**Material provided:**
--------------------------------------------------
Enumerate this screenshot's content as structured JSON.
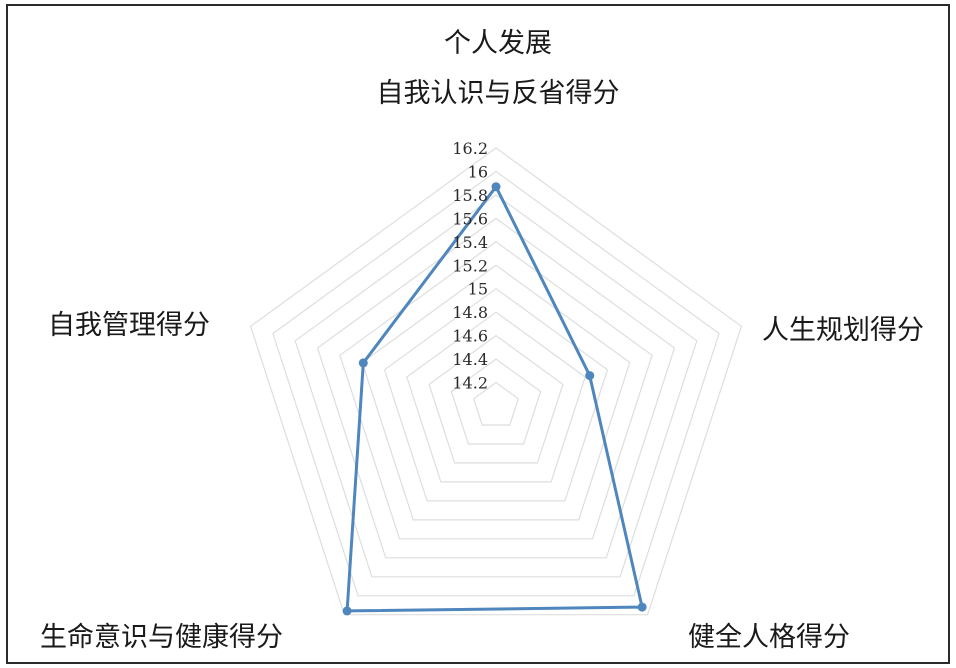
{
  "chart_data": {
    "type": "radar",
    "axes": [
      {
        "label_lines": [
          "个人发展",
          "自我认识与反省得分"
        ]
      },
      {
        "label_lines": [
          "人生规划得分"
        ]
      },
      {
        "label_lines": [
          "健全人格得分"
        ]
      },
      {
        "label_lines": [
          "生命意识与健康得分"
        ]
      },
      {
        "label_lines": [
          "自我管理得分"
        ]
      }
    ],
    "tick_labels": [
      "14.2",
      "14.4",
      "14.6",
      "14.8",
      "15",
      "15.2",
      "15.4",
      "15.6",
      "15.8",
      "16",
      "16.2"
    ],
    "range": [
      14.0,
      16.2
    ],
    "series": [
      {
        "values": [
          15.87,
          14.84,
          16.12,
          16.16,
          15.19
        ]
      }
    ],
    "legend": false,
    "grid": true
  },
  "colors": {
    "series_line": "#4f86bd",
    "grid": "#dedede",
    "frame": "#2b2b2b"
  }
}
--------------------------------------------------
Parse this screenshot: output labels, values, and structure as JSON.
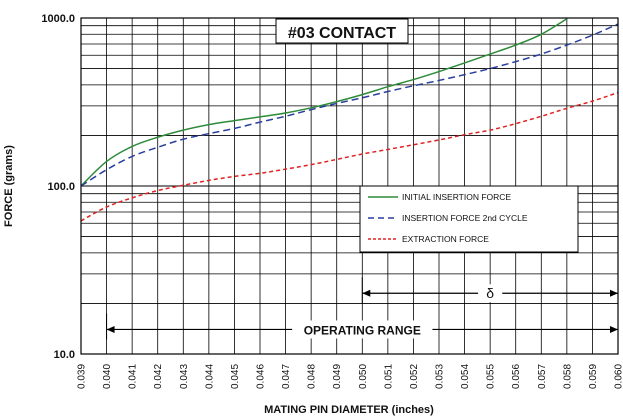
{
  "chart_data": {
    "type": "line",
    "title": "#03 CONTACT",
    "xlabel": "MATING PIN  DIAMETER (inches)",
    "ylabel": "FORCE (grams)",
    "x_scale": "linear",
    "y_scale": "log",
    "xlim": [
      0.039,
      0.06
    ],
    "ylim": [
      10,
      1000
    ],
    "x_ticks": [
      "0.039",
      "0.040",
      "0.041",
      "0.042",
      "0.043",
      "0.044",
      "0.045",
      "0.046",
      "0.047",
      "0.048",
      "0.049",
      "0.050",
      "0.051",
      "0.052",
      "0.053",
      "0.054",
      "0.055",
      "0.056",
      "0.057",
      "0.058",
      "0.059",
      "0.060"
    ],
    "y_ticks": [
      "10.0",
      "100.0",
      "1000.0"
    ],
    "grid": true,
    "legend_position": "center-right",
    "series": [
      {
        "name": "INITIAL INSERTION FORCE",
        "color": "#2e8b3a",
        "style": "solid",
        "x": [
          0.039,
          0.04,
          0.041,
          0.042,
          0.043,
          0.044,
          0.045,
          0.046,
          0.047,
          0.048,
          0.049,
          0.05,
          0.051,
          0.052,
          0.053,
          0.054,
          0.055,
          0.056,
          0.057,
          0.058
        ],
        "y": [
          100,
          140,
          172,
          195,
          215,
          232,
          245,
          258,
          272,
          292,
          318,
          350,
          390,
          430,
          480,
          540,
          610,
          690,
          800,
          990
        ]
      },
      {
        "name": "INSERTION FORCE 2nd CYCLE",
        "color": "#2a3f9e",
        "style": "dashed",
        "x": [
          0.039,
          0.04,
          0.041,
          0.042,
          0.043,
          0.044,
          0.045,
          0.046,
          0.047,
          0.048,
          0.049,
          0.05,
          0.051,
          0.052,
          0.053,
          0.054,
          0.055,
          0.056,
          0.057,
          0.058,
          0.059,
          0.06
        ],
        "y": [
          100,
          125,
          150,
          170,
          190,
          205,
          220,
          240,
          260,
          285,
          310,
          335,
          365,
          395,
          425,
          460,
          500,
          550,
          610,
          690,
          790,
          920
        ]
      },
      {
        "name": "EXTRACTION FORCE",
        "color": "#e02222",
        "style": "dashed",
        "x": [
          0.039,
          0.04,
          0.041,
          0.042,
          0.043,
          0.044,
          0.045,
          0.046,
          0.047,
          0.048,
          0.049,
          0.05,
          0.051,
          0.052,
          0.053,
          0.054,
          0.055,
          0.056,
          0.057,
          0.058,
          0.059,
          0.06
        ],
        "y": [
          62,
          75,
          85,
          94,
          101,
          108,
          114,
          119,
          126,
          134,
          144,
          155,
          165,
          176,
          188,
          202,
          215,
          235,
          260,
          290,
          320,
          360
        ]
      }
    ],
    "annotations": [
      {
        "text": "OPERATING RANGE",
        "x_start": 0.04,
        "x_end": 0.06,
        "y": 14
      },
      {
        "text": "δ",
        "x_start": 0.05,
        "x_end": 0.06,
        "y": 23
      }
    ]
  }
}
--------------------------------------------------
**Task requirements:** Select every line of the records holding the string "name".

**Written reply:**
        "name": "INITIAL INSERTION FORCE",
        "name": "INSERTION FORCE 2nd CYCLE",
        "name": "EXTRACTION FORCE",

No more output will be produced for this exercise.